## Exercise objective
Say how many lines contain "screenshot", using only the number.

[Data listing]
--- begin ---

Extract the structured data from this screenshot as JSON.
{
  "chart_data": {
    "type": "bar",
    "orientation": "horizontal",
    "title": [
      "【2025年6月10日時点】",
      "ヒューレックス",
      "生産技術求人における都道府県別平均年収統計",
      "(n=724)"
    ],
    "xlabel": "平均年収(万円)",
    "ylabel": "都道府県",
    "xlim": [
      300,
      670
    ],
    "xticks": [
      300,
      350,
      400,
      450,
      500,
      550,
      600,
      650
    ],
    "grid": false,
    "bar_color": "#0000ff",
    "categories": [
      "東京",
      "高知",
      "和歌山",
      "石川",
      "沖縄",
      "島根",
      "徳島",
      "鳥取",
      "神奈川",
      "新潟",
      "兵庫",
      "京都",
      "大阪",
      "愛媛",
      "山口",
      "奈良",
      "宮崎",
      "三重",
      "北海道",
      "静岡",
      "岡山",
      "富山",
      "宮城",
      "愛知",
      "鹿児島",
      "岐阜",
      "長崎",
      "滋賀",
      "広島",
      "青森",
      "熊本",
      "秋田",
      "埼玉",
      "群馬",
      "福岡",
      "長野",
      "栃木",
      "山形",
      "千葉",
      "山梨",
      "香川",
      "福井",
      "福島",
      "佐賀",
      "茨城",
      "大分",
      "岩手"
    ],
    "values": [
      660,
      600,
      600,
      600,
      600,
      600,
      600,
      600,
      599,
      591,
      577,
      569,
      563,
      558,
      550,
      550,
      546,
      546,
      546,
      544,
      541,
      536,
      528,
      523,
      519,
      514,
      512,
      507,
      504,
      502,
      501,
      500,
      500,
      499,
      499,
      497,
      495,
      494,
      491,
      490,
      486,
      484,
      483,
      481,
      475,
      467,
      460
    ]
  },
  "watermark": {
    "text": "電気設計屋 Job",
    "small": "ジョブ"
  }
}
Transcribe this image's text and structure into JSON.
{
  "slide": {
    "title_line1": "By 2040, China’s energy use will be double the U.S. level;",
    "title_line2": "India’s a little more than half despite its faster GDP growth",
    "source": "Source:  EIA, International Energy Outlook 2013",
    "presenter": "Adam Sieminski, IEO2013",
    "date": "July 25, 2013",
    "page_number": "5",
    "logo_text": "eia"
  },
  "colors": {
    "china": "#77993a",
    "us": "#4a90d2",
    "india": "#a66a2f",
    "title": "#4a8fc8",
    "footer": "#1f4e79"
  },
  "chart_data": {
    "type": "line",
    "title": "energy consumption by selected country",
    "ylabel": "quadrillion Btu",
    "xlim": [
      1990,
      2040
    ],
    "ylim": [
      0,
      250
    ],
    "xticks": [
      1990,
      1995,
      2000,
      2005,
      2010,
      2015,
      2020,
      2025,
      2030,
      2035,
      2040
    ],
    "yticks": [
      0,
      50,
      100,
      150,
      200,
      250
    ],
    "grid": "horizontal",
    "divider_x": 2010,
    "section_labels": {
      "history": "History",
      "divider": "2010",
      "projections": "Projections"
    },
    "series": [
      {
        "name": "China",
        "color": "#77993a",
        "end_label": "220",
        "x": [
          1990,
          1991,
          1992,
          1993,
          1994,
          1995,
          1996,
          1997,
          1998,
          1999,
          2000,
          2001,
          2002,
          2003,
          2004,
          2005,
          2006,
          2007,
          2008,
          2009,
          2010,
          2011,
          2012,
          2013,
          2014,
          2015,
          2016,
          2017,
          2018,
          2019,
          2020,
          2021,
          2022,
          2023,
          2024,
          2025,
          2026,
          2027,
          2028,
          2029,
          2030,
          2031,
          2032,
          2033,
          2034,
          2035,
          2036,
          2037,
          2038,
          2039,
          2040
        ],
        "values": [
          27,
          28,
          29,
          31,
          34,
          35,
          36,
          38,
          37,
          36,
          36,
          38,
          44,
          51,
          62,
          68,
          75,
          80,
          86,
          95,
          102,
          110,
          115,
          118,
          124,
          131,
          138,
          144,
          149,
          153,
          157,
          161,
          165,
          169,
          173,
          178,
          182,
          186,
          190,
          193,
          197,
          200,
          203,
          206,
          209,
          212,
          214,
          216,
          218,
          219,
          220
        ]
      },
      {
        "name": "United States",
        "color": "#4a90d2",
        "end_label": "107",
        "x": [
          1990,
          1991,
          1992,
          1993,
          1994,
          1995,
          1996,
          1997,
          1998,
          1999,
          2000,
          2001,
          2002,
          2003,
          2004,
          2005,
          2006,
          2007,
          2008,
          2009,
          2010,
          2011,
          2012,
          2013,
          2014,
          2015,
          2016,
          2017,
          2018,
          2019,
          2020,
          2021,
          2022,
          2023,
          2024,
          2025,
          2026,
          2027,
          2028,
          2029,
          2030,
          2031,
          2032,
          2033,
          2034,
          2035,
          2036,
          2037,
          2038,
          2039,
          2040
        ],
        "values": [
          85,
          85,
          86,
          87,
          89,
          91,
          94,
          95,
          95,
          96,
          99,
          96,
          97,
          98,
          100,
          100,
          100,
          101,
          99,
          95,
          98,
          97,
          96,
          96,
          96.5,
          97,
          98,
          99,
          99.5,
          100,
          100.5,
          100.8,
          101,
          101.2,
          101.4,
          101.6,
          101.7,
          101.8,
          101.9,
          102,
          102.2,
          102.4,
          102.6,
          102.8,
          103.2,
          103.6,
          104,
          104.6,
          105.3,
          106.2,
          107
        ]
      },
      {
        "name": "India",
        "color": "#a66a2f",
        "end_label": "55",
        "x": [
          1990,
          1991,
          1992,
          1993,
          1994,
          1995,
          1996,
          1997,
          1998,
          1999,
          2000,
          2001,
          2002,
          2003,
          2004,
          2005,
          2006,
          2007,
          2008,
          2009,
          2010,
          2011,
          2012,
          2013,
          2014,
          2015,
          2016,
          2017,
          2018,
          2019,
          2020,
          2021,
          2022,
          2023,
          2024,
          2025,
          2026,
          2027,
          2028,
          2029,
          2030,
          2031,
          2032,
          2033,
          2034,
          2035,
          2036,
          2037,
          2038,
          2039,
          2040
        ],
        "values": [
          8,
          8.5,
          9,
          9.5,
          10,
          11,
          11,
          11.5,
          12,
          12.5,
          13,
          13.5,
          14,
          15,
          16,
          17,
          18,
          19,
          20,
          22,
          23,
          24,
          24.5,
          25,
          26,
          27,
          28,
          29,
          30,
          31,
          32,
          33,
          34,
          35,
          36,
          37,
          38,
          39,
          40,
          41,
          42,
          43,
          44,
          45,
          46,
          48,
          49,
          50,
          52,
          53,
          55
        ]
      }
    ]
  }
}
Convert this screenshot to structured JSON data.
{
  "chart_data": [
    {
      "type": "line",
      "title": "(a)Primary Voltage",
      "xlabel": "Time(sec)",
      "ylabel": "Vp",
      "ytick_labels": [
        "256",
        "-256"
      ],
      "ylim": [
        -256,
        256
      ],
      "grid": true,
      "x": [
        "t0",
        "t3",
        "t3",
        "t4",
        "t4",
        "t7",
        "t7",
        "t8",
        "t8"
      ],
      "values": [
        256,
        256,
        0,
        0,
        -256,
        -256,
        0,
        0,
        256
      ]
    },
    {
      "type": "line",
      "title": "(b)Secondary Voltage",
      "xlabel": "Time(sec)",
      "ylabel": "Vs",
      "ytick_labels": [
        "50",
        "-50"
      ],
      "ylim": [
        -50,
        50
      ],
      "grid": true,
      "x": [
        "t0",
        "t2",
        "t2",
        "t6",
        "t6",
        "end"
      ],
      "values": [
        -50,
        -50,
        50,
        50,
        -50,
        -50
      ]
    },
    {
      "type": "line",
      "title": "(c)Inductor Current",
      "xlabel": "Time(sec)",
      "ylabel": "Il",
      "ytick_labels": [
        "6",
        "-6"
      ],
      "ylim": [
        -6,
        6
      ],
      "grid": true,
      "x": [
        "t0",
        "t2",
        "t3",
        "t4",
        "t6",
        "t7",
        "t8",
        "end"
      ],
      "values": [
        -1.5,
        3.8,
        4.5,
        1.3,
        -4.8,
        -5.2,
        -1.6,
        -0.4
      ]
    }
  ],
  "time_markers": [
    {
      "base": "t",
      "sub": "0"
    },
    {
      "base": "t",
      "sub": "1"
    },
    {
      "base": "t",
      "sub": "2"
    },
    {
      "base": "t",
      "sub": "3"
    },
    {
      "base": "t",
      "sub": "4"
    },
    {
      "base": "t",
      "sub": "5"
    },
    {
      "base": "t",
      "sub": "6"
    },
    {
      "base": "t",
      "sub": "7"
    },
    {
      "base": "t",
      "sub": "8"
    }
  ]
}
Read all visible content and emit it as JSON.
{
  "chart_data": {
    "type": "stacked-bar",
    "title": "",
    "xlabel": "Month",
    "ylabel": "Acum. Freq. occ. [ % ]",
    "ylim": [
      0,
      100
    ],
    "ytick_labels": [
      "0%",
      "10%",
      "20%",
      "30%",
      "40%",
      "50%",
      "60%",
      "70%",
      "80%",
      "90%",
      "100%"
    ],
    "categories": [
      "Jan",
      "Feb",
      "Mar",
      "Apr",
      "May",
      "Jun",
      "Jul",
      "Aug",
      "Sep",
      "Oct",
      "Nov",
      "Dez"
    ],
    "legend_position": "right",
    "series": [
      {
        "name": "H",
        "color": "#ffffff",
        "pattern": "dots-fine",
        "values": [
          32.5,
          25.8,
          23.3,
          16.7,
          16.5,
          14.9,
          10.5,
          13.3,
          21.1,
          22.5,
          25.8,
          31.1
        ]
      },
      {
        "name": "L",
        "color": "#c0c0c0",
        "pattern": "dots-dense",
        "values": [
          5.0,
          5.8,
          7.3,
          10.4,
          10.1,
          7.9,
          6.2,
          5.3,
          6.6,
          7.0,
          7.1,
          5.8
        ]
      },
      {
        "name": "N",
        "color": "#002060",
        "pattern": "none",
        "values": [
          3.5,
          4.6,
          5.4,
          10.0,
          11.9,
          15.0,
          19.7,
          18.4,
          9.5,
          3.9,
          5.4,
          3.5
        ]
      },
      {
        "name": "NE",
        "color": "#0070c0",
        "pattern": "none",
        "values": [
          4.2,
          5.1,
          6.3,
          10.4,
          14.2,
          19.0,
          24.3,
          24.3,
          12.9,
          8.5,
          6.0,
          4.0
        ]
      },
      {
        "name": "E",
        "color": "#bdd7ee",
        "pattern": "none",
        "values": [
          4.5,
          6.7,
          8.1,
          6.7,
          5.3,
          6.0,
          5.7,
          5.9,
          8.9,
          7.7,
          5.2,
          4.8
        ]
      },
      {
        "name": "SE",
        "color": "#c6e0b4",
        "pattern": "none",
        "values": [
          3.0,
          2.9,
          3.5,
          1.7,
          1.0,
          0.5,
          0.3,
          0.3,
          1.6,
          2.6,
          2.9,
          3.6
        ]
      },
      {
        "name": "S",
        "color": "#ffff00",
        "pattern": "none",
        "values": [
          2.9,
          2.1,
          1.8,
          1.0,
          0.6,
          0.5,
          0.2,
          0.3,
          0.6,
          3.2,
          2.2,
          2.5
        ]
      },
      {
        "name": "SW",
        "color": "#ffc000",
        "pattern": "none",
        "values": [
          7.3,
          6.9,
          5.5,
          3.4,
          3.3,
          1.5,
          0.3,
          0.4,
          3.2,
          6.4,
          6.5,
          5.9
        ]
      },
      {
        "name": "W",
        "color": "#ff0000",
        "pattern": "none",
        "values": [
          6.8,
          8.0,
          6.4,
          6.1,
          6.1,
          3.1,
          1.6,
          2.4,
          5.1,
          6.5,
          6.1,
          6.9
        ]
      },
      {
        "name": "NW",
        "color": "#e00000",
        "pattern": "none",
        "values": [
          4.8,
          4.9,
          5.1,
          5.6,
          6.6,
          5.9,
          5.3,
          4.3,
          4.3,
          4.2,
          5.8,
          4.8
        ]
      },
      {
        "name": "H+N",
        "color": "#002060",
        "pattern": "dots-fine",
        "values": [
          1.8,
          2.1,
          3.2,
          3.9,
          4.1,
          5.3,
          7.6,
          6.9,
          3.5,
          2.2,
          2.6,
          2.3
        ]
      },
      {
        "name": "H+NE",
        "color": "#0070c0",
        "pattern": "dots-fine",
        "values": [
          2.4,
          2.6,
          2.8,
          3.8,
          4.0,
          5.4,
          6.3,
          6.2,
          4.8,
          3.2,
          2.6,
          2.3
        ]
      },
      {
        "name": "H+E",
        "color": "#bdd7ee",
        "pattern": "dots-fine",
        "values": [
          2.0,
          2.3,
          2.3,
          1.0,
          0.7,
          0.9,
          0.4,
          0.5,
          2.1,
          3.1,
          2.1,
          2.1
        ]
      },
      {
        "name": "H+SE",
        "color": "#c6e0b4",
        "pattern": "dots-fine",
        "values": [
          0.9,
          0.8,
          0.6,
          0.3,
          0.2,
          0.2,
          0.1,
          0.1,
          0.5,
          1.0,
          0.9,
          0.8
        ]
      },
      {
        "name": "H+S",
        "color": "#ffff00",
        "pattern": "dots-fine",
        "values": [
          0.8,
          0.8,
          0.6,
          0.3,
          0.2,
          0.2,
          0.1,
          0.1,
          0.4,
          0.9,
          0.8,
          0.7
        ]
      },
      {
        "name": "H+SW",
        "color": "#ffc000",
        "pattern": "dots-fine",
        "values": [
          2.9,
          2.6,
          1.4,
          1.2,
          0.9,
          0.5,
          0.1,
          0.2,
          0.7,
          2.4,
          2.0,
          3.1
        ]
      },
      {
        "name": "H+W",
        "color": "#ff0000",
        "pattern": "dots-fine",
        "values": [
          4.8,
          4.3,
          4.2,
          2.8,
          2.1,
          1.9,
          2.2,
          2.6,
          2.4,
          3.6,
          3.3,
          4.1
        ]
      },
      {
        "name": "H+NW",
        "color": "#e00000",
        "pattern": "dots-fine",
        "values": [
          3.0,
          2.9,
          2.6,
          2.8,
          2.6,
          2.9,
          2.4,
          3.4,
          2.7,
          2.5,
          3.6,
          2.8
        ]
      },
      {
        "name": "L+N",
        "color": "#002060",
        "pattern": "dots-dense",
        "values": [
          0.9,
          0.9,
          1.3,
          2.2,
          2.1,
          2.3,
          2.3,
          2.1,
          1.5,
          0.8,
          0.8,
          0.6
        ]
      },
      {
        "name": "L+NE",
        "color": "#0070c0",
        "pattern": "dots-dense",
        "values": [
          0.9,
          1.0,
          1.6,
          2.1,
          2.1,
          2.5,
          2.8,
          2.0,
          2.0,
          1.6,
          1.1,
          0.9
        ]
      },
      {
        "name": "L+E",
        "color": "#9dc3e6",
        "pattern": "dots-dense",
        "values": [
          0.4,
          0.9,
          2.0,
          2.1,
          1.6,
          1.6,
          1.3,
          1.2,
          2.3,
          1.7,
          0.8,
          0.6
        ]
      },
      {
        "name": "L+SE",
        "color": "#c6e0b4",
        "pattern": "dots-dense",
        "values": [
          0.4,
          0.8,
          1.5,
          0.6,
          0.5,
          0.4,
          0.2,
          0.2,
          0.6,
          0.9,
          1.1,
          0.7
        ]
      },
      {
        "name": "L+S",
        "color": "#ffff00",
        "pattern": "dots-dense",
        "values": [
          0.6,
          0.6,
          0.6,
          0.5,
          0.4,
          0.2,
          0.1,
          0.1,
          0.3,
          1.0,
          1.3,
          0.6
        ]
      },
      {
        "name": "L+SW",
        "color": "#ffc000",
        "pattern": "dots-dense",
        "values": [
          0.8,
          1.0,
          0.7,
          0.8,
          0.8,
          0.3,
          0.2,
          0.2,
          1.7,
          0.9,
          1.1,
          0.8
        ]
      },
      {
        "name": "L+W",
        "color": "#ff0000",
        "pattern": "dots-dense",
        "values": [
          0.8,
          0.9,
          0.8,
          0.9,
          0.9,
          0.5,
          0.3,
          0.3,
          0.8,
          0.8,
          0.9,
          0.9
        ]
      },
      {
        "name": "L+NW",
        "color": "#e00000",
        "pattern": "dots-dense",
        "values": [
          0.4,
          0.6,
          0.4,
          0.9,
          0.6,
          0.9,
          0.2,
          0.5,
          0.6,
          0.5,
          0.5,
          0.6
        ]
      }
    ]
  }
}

--- end ---

## The response
2